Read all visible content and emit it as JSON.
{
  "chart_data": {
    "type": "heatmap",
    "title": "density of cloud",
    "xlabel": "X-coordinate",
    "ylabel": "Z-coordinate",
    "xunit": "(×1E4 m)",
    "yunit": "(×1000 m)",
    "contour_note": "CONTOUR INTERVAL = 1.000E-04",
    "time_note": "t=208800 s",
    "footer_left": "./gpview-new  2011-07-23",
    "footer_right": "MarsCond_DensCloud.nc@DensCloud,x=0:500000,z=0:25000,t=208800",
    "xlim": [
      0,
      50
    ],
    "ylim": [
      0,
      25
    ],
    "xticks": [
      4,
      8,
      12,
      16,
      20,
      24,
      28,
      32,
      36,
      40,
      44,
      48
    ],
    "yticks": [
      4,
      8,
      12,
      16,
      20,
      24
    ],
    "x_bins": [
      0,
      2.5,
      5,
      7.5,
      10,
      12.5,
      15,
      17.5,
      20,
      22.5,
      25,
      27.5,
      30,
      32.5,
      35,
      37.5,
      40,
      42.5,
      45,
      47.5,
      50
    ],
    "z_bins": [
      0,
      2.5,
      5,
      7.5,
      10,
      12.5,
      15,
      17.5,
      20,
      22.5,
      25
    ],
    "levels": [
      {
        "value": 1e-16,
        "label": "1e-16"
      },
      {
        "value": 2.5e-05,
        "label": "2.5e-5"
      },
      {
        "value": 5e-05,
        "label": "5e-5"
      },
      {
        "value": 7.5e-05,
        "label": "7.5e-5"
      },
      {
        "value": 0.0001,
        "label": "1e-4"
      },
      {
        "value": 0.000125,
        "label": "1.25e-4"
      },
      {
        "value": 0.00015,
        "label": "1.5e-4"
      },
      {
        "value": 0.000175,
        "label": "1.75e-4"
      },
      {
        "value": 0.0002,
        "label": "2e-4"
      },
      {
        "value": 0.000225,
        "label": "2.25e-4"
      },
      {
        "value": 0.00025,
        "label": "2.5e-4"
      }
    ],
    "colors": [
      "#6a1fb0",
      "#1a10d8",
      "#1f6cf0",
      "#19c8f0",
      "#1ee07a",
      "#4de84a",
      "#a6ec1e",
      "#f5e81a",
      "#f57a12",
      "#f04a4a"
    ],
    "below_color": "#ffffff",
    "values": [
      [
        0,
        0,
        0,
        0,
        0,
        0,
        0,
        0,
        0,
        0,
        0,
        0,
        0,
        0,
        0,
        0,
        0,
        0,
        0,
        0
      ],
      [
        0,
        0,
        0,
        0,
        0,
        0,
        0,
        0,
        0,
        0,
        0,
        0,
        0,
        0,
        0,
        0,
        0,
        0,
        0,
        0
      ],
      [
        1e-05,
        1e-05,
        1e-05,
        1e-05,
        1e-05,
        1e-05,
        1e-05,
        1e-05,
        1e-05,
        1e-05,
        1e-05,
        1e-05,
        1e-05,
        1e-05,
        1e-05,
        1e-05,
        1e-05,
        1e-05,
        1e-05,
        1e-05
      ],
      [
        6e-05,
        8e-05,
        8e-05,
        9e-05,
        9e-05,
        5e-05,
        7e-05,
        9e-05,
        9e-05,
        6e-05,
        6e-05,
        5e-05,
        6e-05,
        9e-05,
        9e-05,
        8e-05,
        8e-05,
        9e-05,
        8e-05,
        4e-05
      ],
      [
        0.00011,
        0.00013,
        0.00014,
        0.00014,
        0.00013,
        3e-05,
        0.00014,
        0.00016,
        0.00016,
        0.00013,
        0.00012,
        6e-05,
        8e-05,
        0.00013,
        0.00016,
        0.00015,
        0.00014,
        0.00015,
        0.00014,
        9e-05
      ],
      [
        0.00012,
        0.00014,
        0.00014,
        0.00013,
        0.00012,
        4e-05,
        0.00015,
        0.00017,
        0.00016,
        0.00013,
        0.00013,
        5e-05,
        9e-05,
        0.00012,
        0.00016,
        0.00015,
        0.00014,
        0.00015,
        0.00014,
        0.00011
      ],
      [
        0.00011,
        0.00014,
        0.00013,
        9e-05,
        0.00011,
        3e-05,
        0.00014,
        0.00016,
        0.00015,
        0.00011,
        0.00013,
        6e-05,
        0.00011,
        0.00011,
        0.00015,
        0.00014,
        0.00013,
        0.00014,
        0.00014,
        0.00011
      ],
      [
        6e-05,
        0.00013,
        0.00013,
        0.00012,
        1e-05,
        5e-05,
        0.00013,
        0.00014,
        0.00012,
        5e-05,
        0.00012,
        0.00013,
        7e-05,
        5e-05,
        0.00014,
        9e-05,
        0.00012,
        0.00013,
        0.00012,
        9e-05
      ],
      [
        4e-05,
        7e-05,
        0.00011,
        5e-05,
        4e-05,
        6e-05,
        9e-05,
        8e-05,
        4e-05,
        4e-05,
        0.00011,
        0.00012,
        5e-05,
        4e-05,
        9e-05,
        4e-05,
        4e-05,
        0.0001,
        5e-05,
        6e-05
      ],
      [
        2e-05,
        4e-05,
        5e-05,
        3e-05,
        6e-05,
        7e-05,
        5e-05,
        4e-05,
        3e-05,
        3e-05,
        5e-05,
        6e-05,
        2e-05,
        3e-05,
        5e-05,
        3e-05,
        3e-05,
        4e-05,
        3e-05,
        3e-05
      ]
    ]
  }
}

What is needed | Print out every entry, keeping each one exact.

Reply |
Read all visible content and emit it as JSON.
{
  "chart_data": {
    "type": "heatmap",
    "title": "density of cloud",
    "xlabel": "X-coordinate",
    "ylabel": "Z-coordinate",
    "xunit": "(×1E4 m)",
    "yunit": "(×1000 m)",
    "contour_note": "CONTOUR INTERVAL = 1.000E-04",
    "time_note": "t=208800 s",
    "footer_left": "./gpview-new  2011-07-23",
    "footer_right": "MarsCond_DensCloud.nc@DensCloud,x=0:500000,z=0:25000,t=208800",
    "xlim": [
      0,
      50
    ],
    "ylim": [
      0,
      25
    ],
    "xticks": [
      4,
      8,
      12,
      16,
      20,
      24,
      28,
      32,
      36,
      40,
      44,
      48
    ],
    "yticks": [
      4,
      8,
      12,
      16,
      20,
      24
    ],
    "x_bins": [
      0,
      2.5,
      5,
      7.5,
      10,
      12.5,
      15,
      17.5,
      20,
      22.5,
      25,
      27.5,
      30,
      32.5,
      35,
      37.5,
      40,
      42.5,
      45,
      47.5,
      50
    ],
    "z_bins": [
      0,
      2.5,
      5,
      7.5,
      10,
      12.5,
      15,
      17.5,
      20,
      22.5,
      25
    ],
    "levels": [
      {
        "value": 1e-16,
        "label": "1e-16"
      },
      {
        "value": 2.5e-05,
        "label": "2.5e-5"
      },
      {
        "value": 5e-05,
        "label": "5e-5"
      },
      {
        "value": 7.5e-05,
        "label": "7.5e-5"
      },
      {
        "value": 0.0001,
        "label": "1e-4"
      },
      {
        "value": 0.000125,
        "label": "1.25e-4"
      },
      {
        "value": 0.00015,
        "label": "1.5e-4"
      },
      {
        "value": 0.000175,
        "label": "1.75e-4"
      },
      {
        "value": 0.0002,
        "label": "2e-4"
      },
      {
        "value": 0.000225,
        "label": "2.25e-4"
      },
      {
        "value": 0.00025,
        "label": "2.5e-4"
      }
    ],
    "colors": [
      "#6a1fb0",
      "#1a10d8",
      "#1f6cf0",
      "#19c8f0",
      "#1ee07a",
      "#4de84a",
      "#a6ec1e",
      "#f5e81a",
      "#f57a12",
      "#f04a4a"
    ],
    "below_color": "#ffffff",
    "values": [
      [
        0,
        0,
        0,
        0,
        0,
        0,
        0,
        0,
        0,
        0,
        0,
        0,
        0,
        0,
        0,
        0,
        0,
        0,
        0,
        0
      ],
      [
        0,
        0,
        0,
        0,
        0,
        0,
        0,
        0,
        0,
        0,
        0,
        0,
        0,
        0,
        0,
        0,
        0,
        0,
        0,
        0
      ],
      [
        1e-05,
        1e-05,
        1e-05,
        1e-05,
        1e-05,
        1e-05,
        1e-05,
        1e-05,
        1e-05,
        1e-05,
        1e-05,
        1e-05,
        1e-05,
        1e-05,
        1e-05,
        1e-05,
        1e-05,
        1e-05,
        1e-05,
        1e-05
      ],
      [
        6e-05,
        8e-05,
        8e-05,
        9e-05,
        9e-05,
        5e-05,
        7e-05,
        9e-05,
        9e-05,
        6e-05,
        6e-05,
        5e-05,
        6e-05,
        9e-05,
        9e-05,
        8e-05,
        8e-05,
        9e-05,
        8e-05,
        4e-05
      ],
      [
        0.00011,
        0.00013,
        0.00014,
        0.00014,
        0.00013,
        3e-05,
        0.00014,
        0.00016,
        0.00016,
        0.00013,
        0.00012,
        6e-05,
        8e-05,
        0.00013,
        0.00016,
        0.00015,
        0.00014,
        0.00015,
        0.00014,
        9e-05
      ],
      [
        0.00012,
        0.00014,
        0.00014,
        0.00013,
        0.00012,
        4e-05,
        0.00015,
        0.00017,
        0.00016,
        0.00013,
        0.00013,
        5e-05,
        9e-05,
        0.00012,
        0.00016,
        0.00015,
        0.00014,
        0.00015,
        0.00014,
        0.00011
      ],
      [
        0.00011,
        0.00014,
        0.00013,
        9e-05,
        0.00011,
        3e-05,
        0.00014,
        0.00016,
        0.00015,
        0.00011,
        0.00013,
        6e-05,
        0.00011,
        0.00011,
        0.00015,
        0.00014,
        0.00013,
        0.00014,
        0.00014,
        0.00011
      ],
      [
        6e-05,
        0.00013,
        0.00013,
        0.00012,
        1e-05,
        5e-05,
        0.00013,
        0.00014,
        0.00012,
        5e-05,
        0.00012,
        0.00013,
        7e-05,
        5e-05,
        0.00014,
        9e-05,
        0.00012,
        0.00013,
        0.00012,
        9e-05
      ],
      [
        4e-05,
        7e-05,
        0.00011,
        5e-05,
        4e-05,
        6e-05,
        9e-05,
        8e-05,
        4e-05,
        4e-05,
        0.00011,
        0.00012,
        5e-05,
        4e-05,
        9e-05,
        4e-05,
        4e-05,
        0.0001,
        5e-05,
        6e-05
      ],
      [
        2e-05,
        4e-05,
        5e-05,
        3e-05,
        6e-05,
        7e-05,
        5e-05,
        4e-05,
        3e-05,
        3e-05,
        5e-05,
        6e-05,
        2e-05,
        3e-05,
        5e-05,
        3e-05,
        3e-05,
        4e-05,
        3e-05,
        3e-05
      ]
    ]
  }
}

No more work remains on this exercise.